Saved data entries
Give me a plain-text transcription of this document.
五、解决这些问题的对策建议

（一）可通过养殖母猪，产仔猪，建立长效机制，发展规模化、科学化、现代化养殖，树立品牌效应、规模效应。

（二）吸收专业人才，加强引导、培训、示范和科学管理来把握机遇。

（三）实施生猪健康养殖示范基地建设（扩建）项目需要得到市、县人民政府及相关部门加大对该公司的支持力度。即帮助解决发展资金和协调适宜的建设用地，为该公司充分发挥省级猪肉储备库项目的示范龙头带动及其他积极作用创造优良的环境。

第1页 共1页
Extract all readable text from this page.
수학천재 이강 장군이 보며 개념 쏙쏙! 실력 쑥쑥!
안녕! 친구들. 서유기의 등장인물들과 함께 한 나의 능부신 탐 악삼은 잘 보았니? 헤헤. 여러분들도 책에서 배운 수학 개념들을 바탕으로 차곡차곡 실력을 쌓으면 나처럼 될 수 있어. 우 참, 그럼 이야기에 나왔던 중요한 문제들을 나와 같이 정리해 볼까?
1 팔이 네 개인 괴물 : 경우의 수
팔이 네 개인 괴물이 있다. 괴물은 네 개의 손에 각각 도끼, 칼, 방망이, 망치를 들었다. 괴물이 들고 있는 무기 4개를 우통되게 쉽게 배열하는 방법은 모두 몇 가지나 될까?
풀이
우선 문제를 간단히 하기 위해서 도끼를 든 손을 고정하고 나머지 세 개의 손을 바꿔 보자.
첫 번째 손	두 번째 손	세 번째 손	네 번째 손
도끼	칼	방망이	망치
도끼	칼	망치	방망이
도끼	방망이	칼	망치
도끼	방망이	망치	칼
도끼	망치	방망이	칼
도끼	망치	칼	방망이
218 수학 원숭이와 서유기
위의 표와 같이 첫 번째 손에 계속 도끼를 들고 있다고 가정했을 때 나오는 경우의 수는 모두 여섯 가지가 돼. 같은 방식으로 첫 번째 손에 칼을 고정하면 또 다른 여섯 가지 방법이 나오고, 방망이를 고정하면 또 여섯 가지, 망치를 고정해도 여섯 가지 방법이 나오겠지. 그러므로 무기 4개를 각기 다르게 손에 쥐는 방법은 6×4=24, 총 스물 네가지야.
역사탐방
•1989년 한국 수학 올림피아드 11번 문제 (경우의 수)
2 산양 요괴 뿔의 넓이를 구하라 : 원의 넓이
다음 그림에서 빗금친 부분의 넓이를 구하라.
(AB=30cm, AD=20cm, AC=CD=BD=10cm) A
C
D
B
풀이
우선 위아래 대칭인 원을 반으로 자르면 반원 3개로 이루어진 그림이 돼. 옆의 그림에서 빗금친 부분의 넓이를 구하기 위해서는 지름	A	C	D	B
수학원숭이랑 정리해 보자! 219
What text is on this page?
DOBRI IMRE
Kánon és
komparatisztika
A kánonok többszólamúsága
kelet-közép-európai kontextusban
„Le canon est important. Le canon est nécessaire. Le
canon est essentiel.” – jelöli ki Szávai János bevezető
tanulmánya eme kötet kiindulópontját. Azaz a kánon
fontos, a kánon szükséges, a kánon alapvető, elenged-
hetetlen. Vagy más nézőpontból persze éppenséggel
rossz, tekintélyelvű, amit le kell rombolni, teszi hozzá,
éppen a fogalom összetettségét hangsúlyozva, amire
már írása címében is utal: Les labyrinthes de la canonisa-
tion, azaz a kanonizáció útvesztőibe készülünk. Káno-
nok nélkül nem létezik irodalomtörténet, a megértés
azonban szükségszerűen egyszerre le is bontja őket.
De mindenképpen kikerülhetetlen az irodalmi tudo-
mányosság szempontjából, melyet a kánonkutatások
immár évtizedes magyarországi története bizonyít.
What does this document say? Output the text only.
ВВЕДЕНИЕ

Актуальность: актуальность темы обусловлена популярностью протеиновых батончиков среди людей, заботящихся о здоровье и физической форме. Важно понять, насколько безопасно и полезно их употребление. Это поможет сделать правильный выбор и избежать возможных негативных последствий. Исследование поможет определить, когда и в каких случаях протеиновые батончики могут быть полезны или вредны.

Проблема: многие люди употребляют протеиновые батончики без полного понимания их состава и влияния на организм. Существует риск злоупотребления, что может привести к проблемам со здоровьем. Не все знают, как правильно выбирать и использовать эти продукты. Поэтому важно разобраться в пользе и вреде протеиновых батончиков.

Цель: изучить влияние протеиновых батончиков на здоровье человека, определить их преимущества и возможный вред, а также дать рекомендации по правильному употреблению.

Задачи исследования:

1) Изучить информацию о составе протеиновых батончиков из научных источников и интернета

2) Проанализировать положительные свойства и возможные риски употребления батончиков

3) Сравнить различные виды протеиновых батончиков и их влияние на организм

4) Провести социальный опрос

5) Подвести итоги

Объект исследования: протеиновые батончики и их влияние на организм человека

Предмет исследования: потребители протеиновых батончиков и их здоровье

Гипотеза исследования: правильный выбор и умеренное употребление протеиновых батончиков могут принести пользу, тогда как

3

*WORK TO DO*.
Using the listing above, state the number of lines that hold "батончиков", with no other text.

*RIGHT ANSWER*.
8